Exercise goal:
Gather all lines in the entries that include the word "flag".

(Stored data)
——
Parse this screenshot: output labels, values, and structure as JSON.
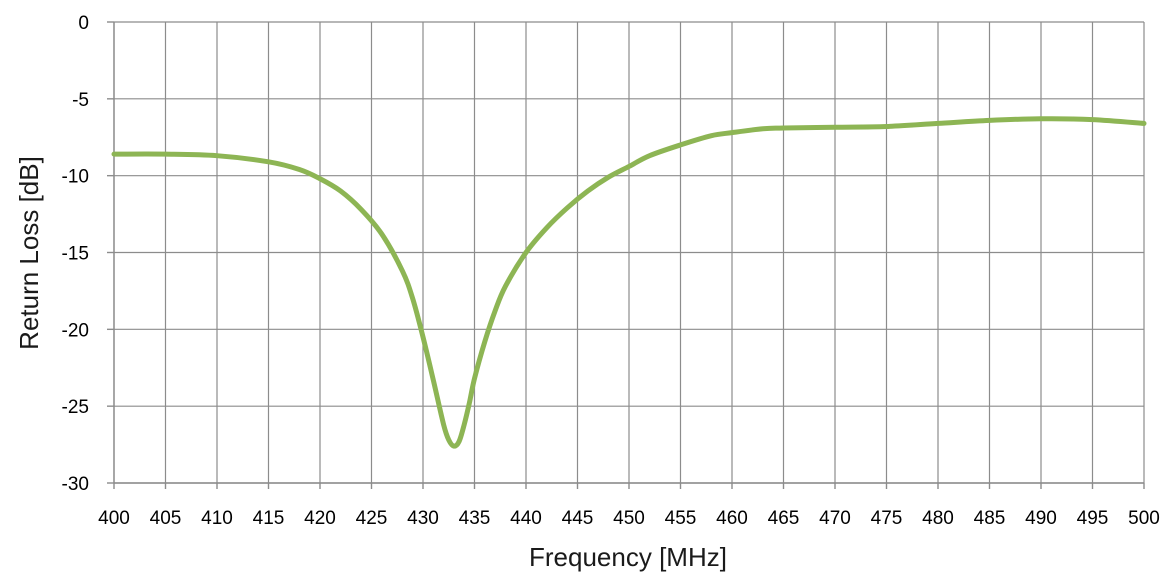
{
  "chart_data": {
    "type": "line",
    "title": "",
    "xlabel": "Frequency [MHz]",
    "ylabel": "Return  Loss [dB]",
    "xlim": [
      400,
      500
    ],
    "ylim": [
      -30,
      0
    ],
    "x_ticks": [
      "400",
      "405",
      "410",
      "415",
      "420",
      "425",
      "430",
      "435",
      "440",
      "445",
      "450",
      "455",
      "460",
      "465",
      "470",
      "475",
      "480",
      "485",
      "490",
      "495",
      "500"
    ],
    "y_ticks": [
      "0",
      "-5",
      "-10",
      "-15",
      "-20",
      "-25",
      "-30"
    ],
    "grid": true,
    "legend": "none",
    "series": [
      {
        "color": "#8db554",
        "x": [
          400,
          405,
          410,
          415,
          418,
          420,
          422,
          424,
          426,
          428,
          429,
          430,
          431,
          432,
          432.5,
          433,
          433.5,
          434,
          434.5,
          435,
          436,
          437,
          438,
          440,
          442,
          444,
          446,
          448,
          450,
          452,
          455,
          458,
          460,
          463,
          465,
          470,
          475,
          480,
          485,
          490,
          495,
          500
        ],
        "y": [
          -8.6,
          -8.6,
          -8.7,
          -9.1,
          -9.6,
          -10.2,
          -11.0,
          -12.2,
          -13.8,
          -16.2,
          -18.0,
          -20.5,
          -23.3,
          -26.2,
          -27.2,
          -27.6,
          -27.3,
          -26.2,
          -24.8,
          -23.2,
          -20.8,
          -18.8,
          -17.2,
          -15.0,
          -13.4,
          -12.1,
          -11.0,
          -10.1,
          -9.4,
          -8.7,
          -8.0,
          -7.4,
          -7.2,
          -6.95,
          -6.9,
          -6.85,
          -6.8,
          -6.6,
          -6.4,
          -6.3,
          -6.35,
          -6.6
        ]
      }
    ]
  }
}
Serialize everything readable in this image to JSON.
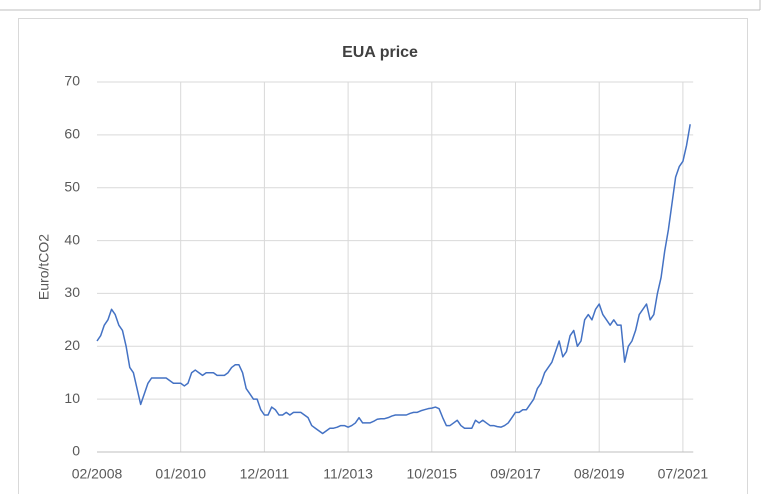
{
  "chart_data": {
    "type": "line",
    "title": "EUA price",
    "y_label": "Euro/tCO2",
    "categories": [
      "02/2008",
      null,
      null,
      null,
      null,
      null,
      null,
      null,
      null,
      null,
      null,
      null,
      null,
      null,
      null,
      null,
      null,
      null,
      null,
      null,
      null,
      null,
      null,
      "01/2010",
      null,
      null,
      null,
      null,
      null,
      null,
      null,
      null,
      null,
      null,
      null,
      null,
      null,
      null,
      null,
      null,
      null,
      null,
      null,
      null,
      null,
      null,
      "12/2011",
      null,
      null,
      null,
      null,
      null,
      null,
      null,
      null,
      null,
      null,
      null,
      null,
      null,
      null,
      null,
      null,
      null,
      null,
      null,
      null,
      null,
      null,
      "11/2013",
      null,
      null,
      null,
      null,
      null,
      null,
      null,
      null,
      null,
      null,
      null,
      null,
      null,
      null,
      null,
      null,
      null,
      null,
      null,
      null,
      null,
      null,
      "10/2015",
      null,
      null,
      null,
      null,
      null,
      null,
      null,
      null,
      null,
      null,
      null,
      null,
      null,
      null,
      null,
      null,
      null,
      null,
      null,
      null,
      null,
      null,
      "09/2017",
      null,
      null,
      null,
      null,
      null,
      null,
      null,
      null,
      null,
      null,
      null,
      null,
      null,
      null,
      null,
      null,
      null,
      null,
      null,
      null,
      null,
      null,
      "08/2019",
      null,
      null,
      null,
      null,
      null,
      null,
      null,
      null,
      null,
      null,
      null,
      null,
      null,
      null,
      null,
      null,
      null,
      null,
      null,
      null,
      null,
      null,
      "07/2021",
      null,
      null
    ],
    "series": [
      {
        "name": "EUA price",
        "color": "#4472c4",
        "values": [
          21,
          22,
          24,
          25,
          27,
          26,
          24,
          23,
          20,
          16,
          15,
          12,
          9,
          11,
          13,
          14,
          14,
          14,
          14,
          14,
          13.5,
          13,
          13,
          13,
          12.5,
          13,
          15,
          15.5,
          15,
          14.5,
          15,
          15,
          15,
          14.5,
          14.5,
          14.5,
          15,
          16,
          16.5,
          16.5,
          15,
          12,
          11,
          10,
          10,
          8,
          7,
          7,
          8.5,
          8,
          7,
          7,
          7.5,
          7,
          7.5,
          7.5,
          7.5,
          7,
          6.5,
          5,
          4.5,
          4,
          3.5,
          4,
          4.5,
          4.5,
          4.7,
          5,
          5,
          4.7,
          5,
          5.5,
          6.5,
          5.5,
          5.5,
          5.5,
          5.8,
          6.2,
          6.3,
          6.3,
          6.5,
          6.8,
          7,
          7,
          7,
          7,
          7.3,
          7.5,
          7.5,
          7.8,
          8,
          8.2,
          8.3,
          8.5,
          8.2,
          6.5,
          5,
          5,
          5.5,
          6,
          5,
          4.5,
          4.5,
          4.5,
          6,
          5.5,
          6,
          5.5,
          5,
          5,
          4.8,
          4.7,
          5,
          5.5,
          6.5,
          7.5,
          7.5,
          8,
          8,
          9,
          10,
          12,
          13,
          15,
          16,
          17,
          19,
          21,
          18,
          19,
          22,
          23,
          20,
          21,
          25,
          26,
          25,
          27,
          28,
          26,
          25,
          24,
          25,
          24,
          24,
          17,
          20,
          21,
          23,
          26,
          27,
          28,
          25,
          26,
          30,
          33,
          38,
          42,
          47,
          52,
          54,
          55,
          58,
          62
        ]
      }
    ],
    "ylim": [
      0,
      70
    ],
    "yticks": [
      0,
      10,
      20,
      30,
      40,
      50,
      60,
      70
    ],
    "grid": true
  }
}
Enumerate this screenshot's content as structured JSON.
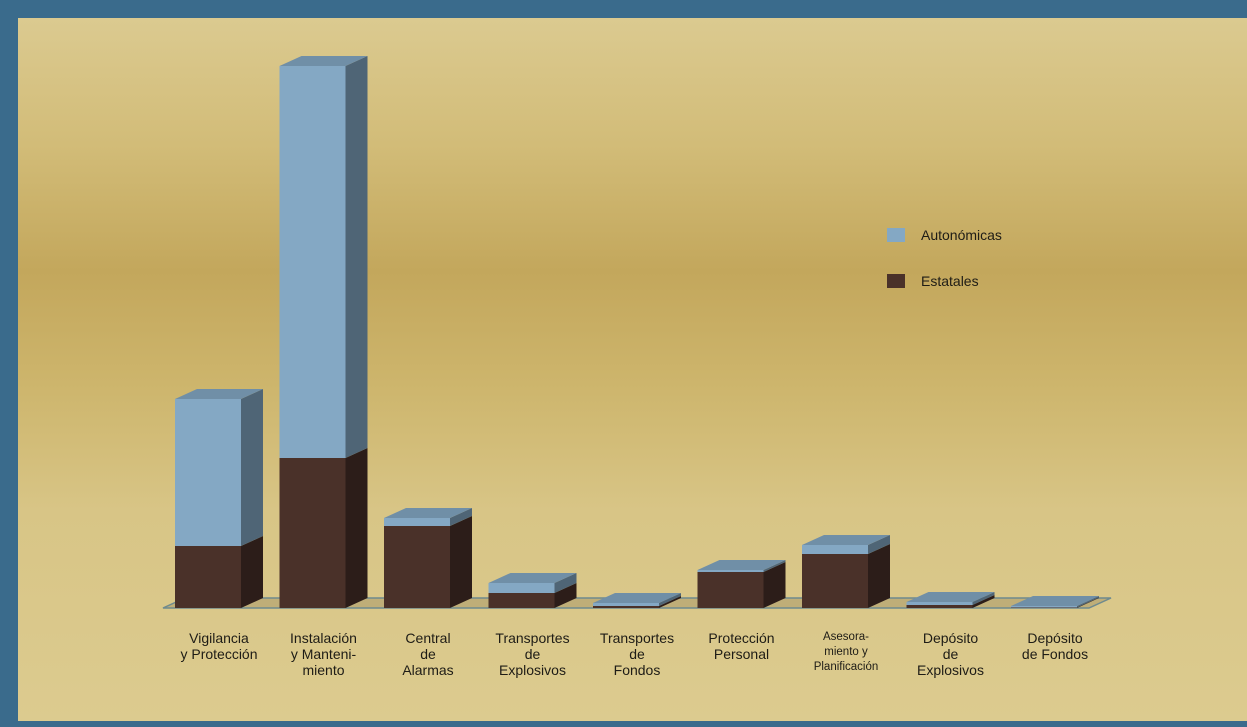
{
  "chart_data": {
    "type": "bar",
    "stacked": true,
    "three_d": true,
    "categories": [
      "Vigilancia\ny Protección",
      "Instalación\ny Manteni-\nmiento",
      "Central\nde\nAlarmas",
      "Transportes\nde\nExplosivos",
      "Transportes\nde\nFondos",
      "Protección\nPersonal",
      "Asesora-\nmiento y\nPlanificación",
      "Depósito\nde\nExplosivos",
      "Depósito\nde Fondos"
    ],
    "series": [
      {
        "name": "Estatales",
        "color": "#4a3129",
        "values": [
          62,
          150,
          82,
          15,
          2,
          36,
          54,
          3,
          0.5
        ]
      },
      {
        "name": "Autonómicas",
        "color": "#84a8c4",
        "values": [
          147,
          392,
          8,
          10,
          3,
          2,
          9,
          3,
          1.5
        ]
      }
    ],
    "legend_position": "right",
    "grid": false,
    "ylim": [
      0,
      560
    ]
  }
}
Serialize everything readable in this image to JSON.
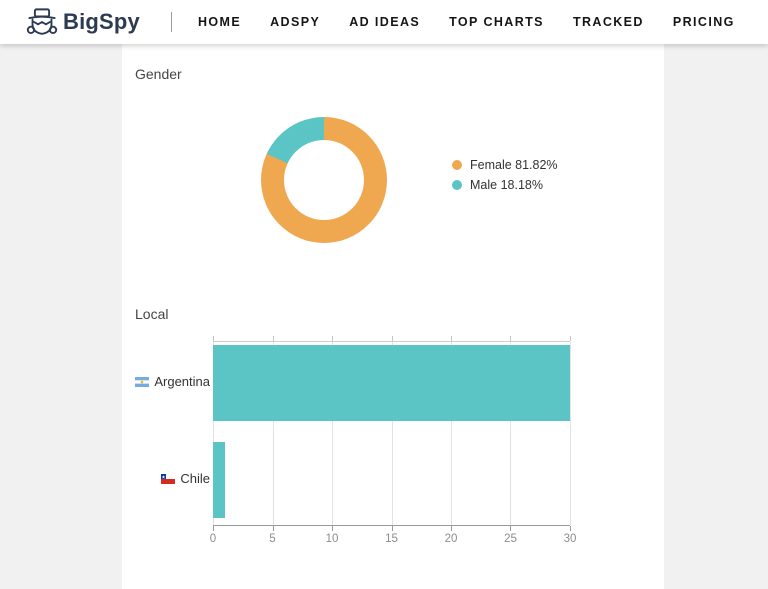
{
  "nav": {
    "brand": "BigSpy",
    "items": [
      {
        "label": "HOME"
      },
      {
        "label": "ADSPY"
      },
      {
        "label": "AD IDEAS"
      },
      {
        "label": "TOP CHARTS"
      },
      {
        "label": "TRACKED"
      },
      {
        "label": "PRICING"
      }
    ]
  },
  "gender_section": {
    "title": "Gender",
    "legend": [
      {
        "label": "Female 81.82%",
        "color": "#f0a850"
      },
      {
        "label": "Male 18.18%",
        "color": "#5bc4c4"
      }
    ]
  },
  "local_section": {
    "title": "Local",
    "x_max": 30,
    "x_ticks": [
      "0",
      "5",
      "10",
      "15",
      "20",
      "25",
      "30"
    ],
    "bars": [
      {
        "label": "Argentina",
        "flag": "argentina-flag",
        "value": 30
      },
      {
        "label": "Chile",
        "flag": "chile-flag",
        "value": 1
      }
    ]
  },
  "colors": {
    "female": "#f0a850",
    "male": "#5bc4c4",
    "bar": "#5bc4c4",
    "brand_navy": "#2c3a52"
  },
  "chart_data": [
    {
      "type": "pie",
      "title": "Gender",
      "labels": [
        "Female",
        "Male"
      ],
      "values": [
        81.82,
        18.18
      ],
      "unit": "%",
      "colors": [
        "#f0a850",
        "#5bc4c4"
      ],
      "donut": true,
      "legend_position": "right"
    },
    {
      "type": "bar",
      "title": "Local",
      "orientation": "horizontal",
      "categories": [
        "Argentina",
        "Chile"
      ],
      "values": [
        30,
        1
      ],
      "xlim": [
        0,
        30
      ],
      "x_ticks": [
        0,
        5,
        10,
        15,
        20,
        25,
        30
      ],
      "grid": true,
      "bar_color": "#5bc4c4"
    }
  ]
}
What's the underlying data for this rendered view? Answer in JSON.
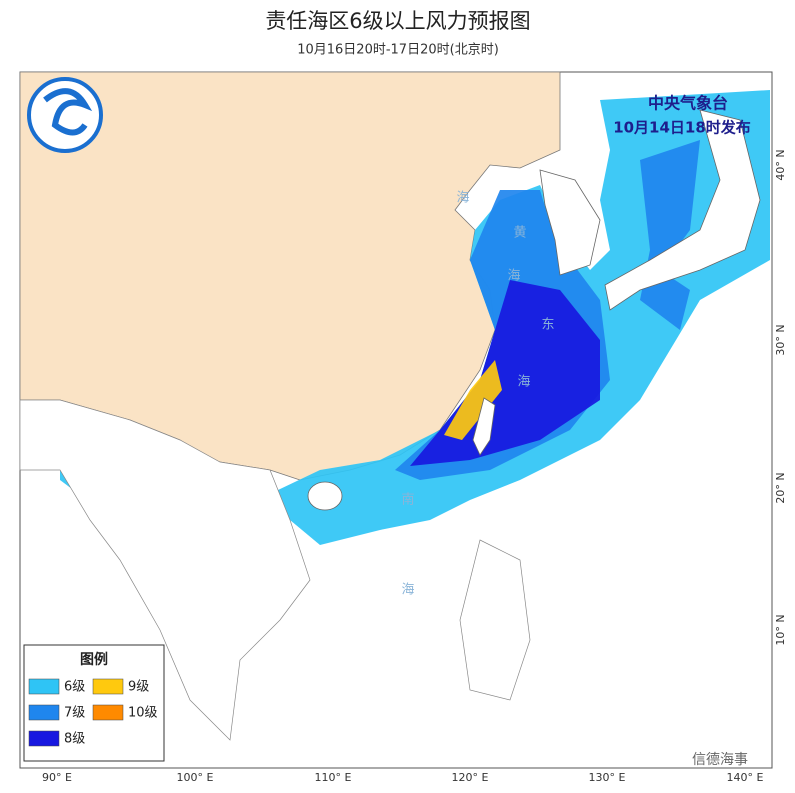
{
  "header": {
    "title": "责任海区6级以上风力预报图",
    "subtitle": "10月16日20时-17日20时(北京时)"
  },
  "issuer": {
    "name": "中央气象台",
    "issued": "10月14日18时发布"
  },
  "legend": {
    "title": "图例",
    "items": [
      {
        "label": "6级",
        "color": "#2fc4f5"
      },
      {
        "label": "9级",
        "color": "#ffc90e"
      },
      {
        "label": "7级",
        "color": "#1f86ee"
      },
      {
        "label": "10级",
        "color": "#ff8a00"
      },
      {
        "label": "8级",
        "color": "#1818e0"
      }
    ]
  },
  "longitude_labels": [
    "90° E",
    "100° E",
    "110° E",
    "120° E",
    "130° E",
    "140° E"
  ],
  "latitude_labels": [
    "10° N",
    "20° N",
    "30° N",
    "40° N"
  ],
  "sea_labels": [
    "海",
    "黄",
    "海",
    "东",
    "海",
    "南",
    "海"
  ],
  "watermark": "信德海事"
}
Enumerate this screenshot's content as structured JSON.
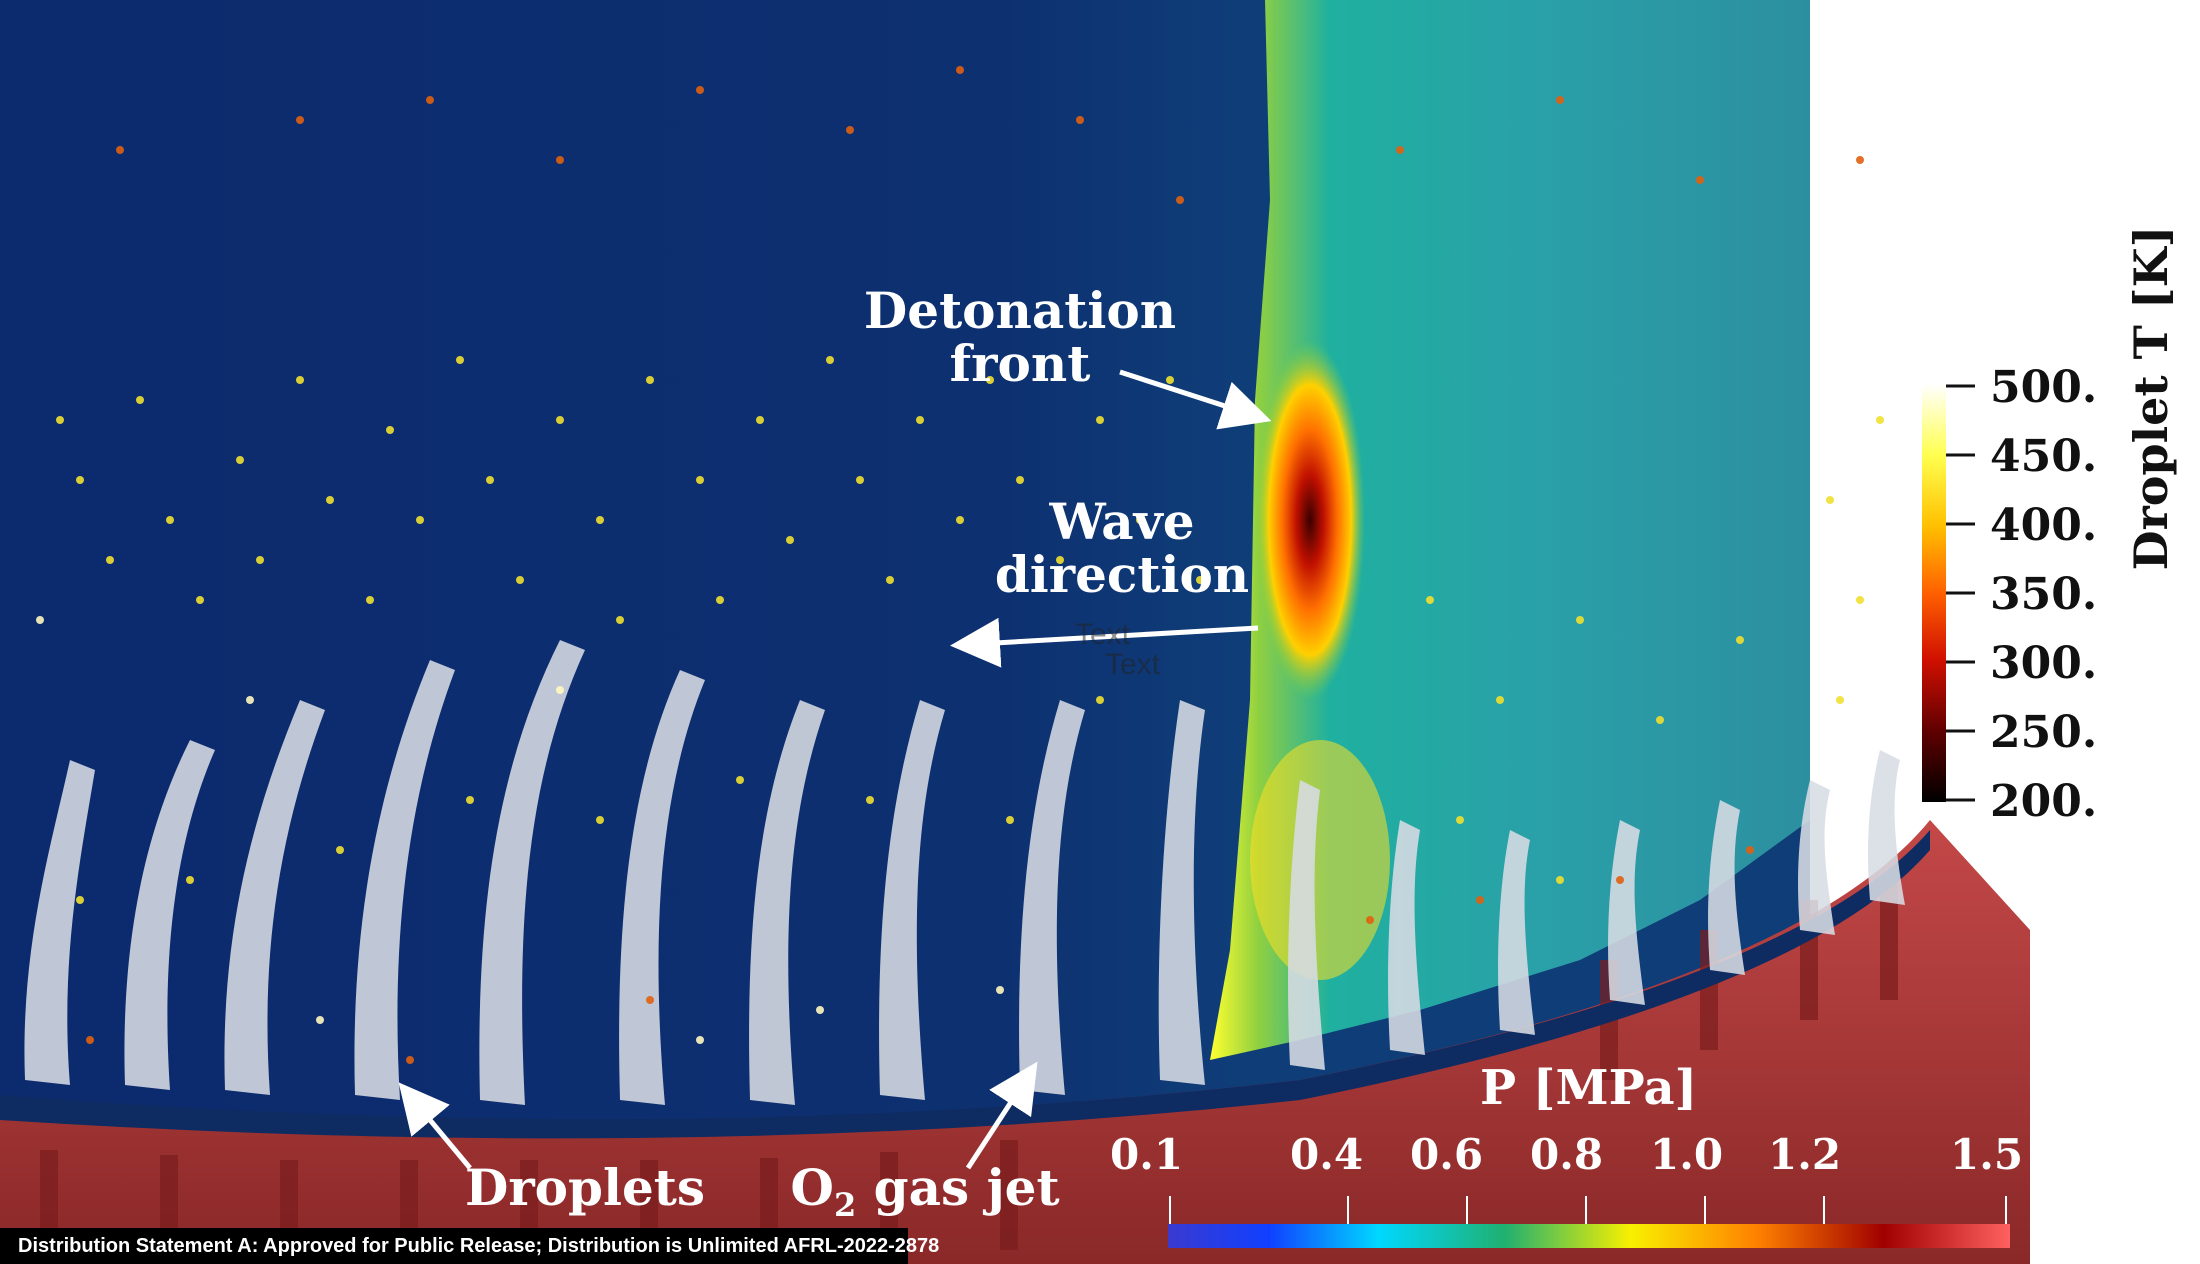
——
Solution to this problem:
        "flag": "argentina-flag",
        "flag": "chile-flag",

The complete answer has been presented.